§ **Task description**
Skip the images and copy each record exactly as written.

§ **Provided data**
════

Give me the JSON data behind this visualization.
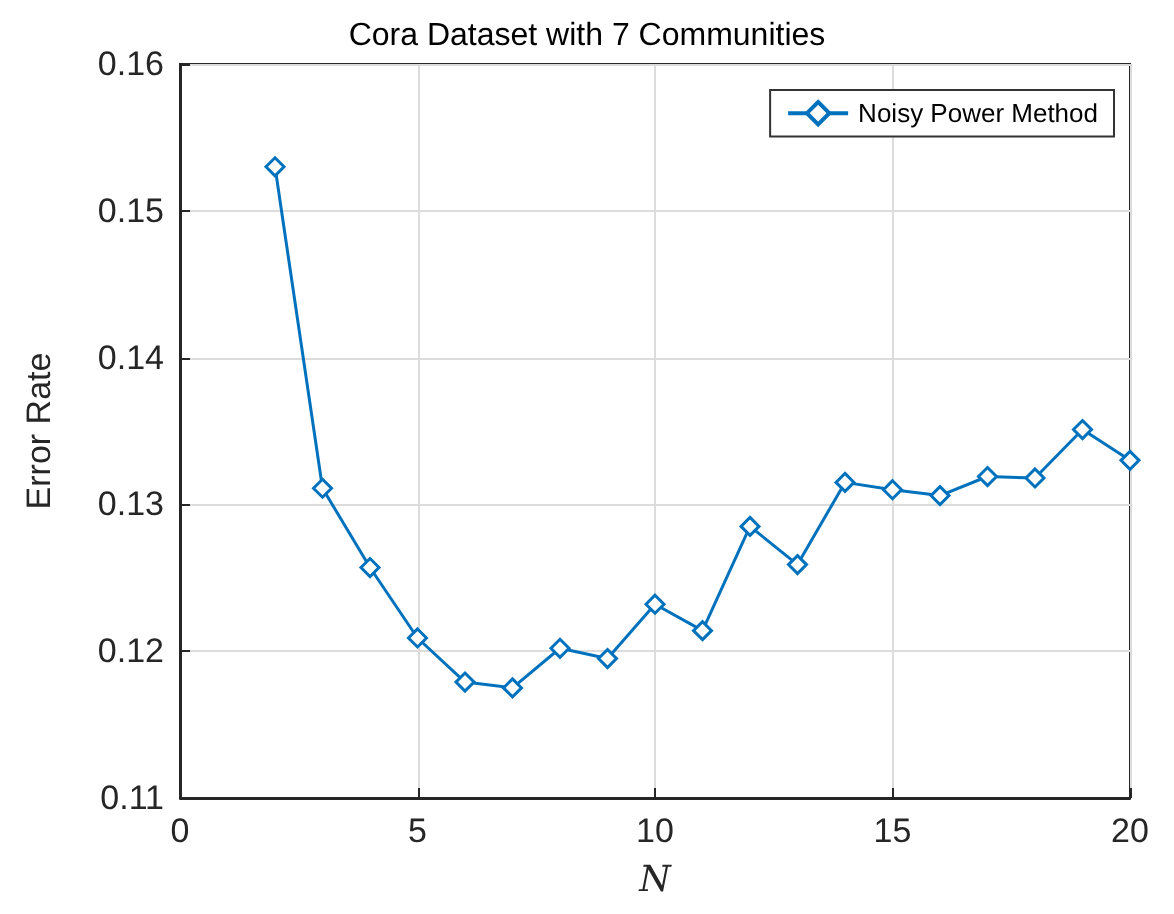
{
  "chart_data": {
    "type": "line",
    "title": "Cora Dataset with 7 Communities",
    "xlabel": "N",
    "ylabel": "Error Rate",
    "x": [
      2,
      3,
      4,
      5,
      6,
      7,
      8,
      9,
      10,
      11,
      12,
      13,
      14,
      15,
      16,
      17,
      18,
      19,
      20
    ],
    "series": [
      {
        "name": "Noisy Power Method",
        "color": "#0072bd",
        "values": [
          0.153,
          0.1311,
          0.1257,
          0.1209,
          0.1179,
          0.1175,
          0.1202,
          0.1195,
          0.1232,
          0.1214,
          0.1285,
          0.1259,
          0.1315,
          0.131,
          0.1306,
          0.1319,
          0.1318,
          0.1351,
          0.133
        ]
      }
    ],
    "xlim": [
      0,
      20
    ],
    "xticks": [
      0,
      5,
      10,
      15,
      20
    ],
    "ylim": [
      0.11,
      0.16
    ],
    "yticks": [
      0.11,
      0.12,
      0.13,
      0.14,
      0.15,
      0.16
    ],
    "grid": true,
    "legend": "top right",
    "marker": "diamond",
    "line_style": "solid"
  }
}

════

§ **The answer**
Give me the JSON data behind this visualization.
{
  "chart_data": {
    "type": "line",
    "title": "Cora Dataset with 7 Communities",
    "xlabel": "N",
    "ylabel": "Error Rate",
    "x": [
      2,
      3,
      4,
      5,
      6,
      7,
      8,
      9,
      10,
      11,
      12,
      13,
      14,
      15,
      16,
      17,
      18,
      19,
      20
    ],
    "series": [
      {
        "name": "Noisy Power Method",
        "color": "#0072bd",
        "values": [
          0.153,
          0.1311,
          0.1257,
          0.1209,
          0.1179,
          0.1175,
          0.1202,
          0.1195,
          0.1232,
          0.1214,
          0.1285,
          0.1259,
          0.1315,
          0.131,
          0.1306,
          0.1319,
          0.1318,
          0.1351,
          0.133
        ]
      }
    ],
    "xlim": [
      0,
      20
    ],
    "xticks": [
      0,
      5,
      10,
      15,
      20
    ],
    "ylim": [
      0.11,
      0.16
    ],
    "yticks": [
      0.11,
      0.12,
      0.13,
      0.14,
      0.15,
      0.16
    ],
    "grid": true,
    "legend": "top right",
    "marker": "diamond",
    "line_style": "solid"
  }
}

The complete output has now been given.